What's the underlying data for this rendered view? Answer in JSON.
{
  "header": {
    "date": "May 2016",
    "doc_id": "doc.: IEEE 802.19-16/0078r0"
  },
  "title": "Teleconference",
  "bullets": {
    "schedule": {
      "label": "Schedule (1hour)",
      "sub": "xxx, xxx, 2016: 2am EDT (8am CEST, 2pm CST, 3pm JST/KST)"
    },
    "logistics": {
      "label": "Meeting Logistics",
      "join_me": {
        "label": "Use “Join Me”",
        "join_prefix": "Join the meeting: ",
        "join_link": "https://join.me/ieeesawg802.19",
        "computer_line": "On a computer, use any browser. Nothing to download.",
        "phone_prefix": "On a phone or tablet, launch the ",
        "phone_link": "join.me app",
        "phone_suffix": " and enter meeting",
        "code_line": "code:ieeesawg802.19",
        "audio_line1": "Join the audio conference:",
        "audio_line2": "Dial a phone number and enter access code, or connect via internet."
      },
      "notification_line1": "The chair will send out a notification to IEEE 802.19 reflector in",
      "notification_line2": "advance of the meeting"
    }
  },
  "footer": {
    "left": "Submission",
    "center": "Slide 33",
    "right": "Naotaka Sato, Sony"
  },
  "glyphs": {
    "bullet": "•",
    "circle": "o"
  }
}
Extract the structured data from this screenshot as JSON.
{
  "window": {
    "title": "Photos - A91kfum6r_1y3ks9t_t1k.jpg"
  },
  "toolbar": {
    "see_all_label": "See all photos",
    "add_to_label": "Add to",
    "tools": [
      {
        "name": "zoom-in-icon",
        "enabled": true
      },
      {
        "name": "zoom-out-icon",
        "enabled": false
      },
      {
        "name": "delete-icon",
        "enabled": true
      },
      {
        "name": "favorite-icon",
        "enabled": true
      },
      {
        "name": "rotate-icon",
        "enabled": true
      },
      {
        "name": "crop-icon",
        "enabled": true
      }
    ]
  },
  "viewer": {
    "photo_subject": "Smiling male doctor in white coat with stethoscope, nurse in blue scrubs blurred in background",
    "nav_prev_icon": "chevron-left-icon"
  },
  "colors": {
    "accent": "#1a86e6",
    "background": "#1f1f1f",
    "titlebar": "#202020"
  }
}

**Do this**. Return every line above in which the string "left" occurs.

**The solution**.
    "left": "Submission",
    "nav_prev_icon": "chevron-left-icon"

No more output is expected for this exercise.